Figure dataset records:
........
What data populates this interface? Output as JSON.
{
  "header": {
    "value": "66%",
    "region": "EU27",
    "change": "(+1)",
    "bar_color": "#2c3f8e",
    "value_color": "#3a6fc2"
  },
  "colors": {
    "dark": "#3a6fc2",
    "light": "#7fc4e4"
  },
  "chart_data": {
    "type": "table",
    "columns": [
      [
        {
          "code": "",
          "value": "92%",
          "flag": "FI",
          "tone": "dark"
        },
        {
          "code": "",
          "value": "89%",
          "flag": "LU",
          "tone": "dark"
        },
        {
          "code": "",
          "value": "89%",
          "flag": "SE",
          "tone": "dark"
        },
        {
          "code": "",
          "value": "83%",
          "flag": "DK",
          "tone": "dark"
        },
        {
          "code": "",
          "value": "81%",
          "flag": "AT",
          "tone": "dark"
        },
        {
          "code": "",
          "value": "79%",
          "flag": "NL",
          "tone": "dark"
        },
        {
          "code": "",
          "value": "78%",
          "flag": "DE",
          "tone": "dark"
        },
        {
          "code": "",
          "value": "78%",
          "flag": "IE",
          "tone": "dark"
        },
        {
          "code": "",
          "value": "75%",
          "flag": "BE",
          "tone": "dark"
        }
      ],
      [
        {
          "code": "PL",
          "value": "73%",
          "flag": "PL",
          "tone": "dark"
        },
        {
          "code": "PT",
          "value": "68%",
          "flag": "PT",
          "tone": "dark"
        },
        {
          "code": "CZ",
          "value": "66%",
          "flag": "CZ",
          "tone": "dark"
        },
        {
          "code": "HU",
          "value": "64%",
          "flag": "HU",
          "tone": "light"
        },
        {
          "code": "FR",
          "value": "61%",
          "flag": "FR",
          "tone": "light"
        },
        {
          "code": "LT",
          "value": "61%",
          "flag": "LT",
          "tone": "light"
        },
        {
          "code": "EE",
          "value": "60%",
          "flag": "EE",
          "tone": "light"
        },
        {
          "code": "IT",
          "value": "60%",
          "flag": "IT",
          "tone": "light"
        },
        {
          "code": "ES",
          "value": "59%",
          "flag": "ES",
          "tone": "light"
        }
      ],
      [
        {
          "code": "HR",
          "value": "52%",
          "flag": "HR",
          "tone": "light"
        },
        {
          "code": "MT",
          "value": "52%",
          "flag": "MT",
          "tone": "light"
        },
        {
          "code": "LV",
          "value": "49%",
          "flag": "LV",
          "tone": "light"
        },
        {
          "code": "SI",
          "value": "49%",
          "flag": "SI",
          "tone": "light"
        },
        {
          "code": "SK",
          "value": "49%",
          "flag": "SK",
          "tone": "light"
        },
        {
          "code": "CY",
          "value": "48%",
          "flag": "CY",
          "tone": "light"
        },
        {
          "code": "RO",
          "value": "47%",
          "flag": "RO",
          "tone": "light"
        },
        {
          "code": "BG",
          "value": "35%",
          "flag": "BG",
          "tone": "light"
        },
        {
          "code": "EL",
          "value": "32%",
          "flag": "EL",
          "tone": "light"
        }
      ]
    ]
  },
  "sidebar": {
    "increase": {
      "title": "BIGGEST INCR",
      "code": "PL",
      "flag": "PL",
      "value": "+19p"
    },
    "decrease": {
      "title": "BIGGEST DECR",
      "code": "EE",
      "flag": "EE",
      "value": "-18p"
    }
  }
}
........
=== Required work ===
All of the data needs to be printed once more, exactly.

=== Answer to this exercise ===
What data populates this interface? Output as JSON.
{
  "header": {
    "value": "66%",
    "region": "EU27",
    "change": "(+1)",
    "bar_color": "#2c3f8e",
    "value_color": "#3a6fc2"
  },
  "colors": {
    "dark": "#3a6fc2",
    "light": "#7fc4e4"
  },
  "chart_data": {
    "type": "table",
    "columns": [
      [
        {
          "code": "",
          "value": "92%",
          "flag": "FI",
          "tone": "dark"
        },
        {
          "code": "",
          "value": "89%",
          "flag": "LU",
          "tone": "dark"
        },
        {
          "code": "",
          "value": "89%",
          "flag": "SE",
          "tone": "dark"
        },
        {
          "code": "",
          "value": "83%",
          "flag": "DK",
          "tone": "dark"
        },
        {
          "code": "",
          "value": "81%",
          "flag": "AT",
          "tone": "dark"
        },
        {
          "code": "",
          "value": "79%",
          "flag": "NL",
          "tone": "dark"
        },
        {
          "code": "",
          "value": "78%",
          "flag": "DE",
          "tone": "dark"
        },
        {
          "code": "",
          "value": "78%",
          "flag": "IE",
          "tone": "dark"
        },
        {
          "code": "",
          "value": "75%",
          "flag": "BE",
          "tone": "dark"
        }
      ],
      [
        {
          "code": "PL",
          "value": "73%",
          "flag": "PL",
          "tone": "dark"
        },
        {
          "code": "PT",
          "value": "68%",
          "flag": "PT",
          "tone": "dark"
        },
        {
          "code": "CZ",
          "value": "66%",
          "flag": "CZ",
          "tone": "dark"
        },
        {
          "code": "HU",
          "value": "64%",
          "flag": "HU",
          "tone": "light"
        },
        {
          "code": "FR",
          "value": "61%",
          "flag": "FR",
          "tone": "light"
        },
        {
          "code": "LT",
          "value": "61%",
          "flag": "LT",
          "tone": "light"
        },
        {
          "code": "EE",
          "value": "60%",
          "flag": "EE",
          "tone": "light"
        },
        {
          "code": "IT",
          "value": "60%",
          "flag": "IT",
          "tone": "light"
        },
        {
          "code": "ES",
          "value": "59%",
          "flag": "ES",
          "tone": "light"
        }
      ],
      [
        {
          "code": "HR",
          "value": "52%",
          "flag": "HR",
          "tone": "light"
        },
        {
          "code": "MT",
          "value": "52%",
          "flag": "MT",
          "tone": "light"
        },
        {
          "code": "LV",
          "value": "49%",
          "flag": "LV",
          "tone": "light"
        },
        {
          "code": "SI",
          "value": "49%",
          "flag": "SI",
          "tone": "light"
        },
        {
          "code": "SK",
          "value": "49%",
          "flag": "SK",
          "tone": "light"
        },
        {
          "code": "CY",
          "value": "48%",
          "flag": "CY",
          "tone": "light"
        },
        {
          "code": "RO",
          "value": "47%",
          "flag": "RO",
          "tone": "light"
        },
        {
          "code": "BG",
          "value": "35%",
          "flag": "BG",
          "tone": "light"
        },
        {
          "code": "EL",
          "value": "32%",
          "flag": "EL",
          "tone": "light"
        }
      ]
    ]
  },
  "sidebar": {
    "increase": {
      "title": "BIGGEST INCR",
      "code": "PL",
      "flag": "PL",
      "value": "+19p"
    },
    "decrease": {
      "title": "BIGGEST DECR",
      "code": "EE",
      "flag": "EE",
      "value": "-18p"
    }
  }
}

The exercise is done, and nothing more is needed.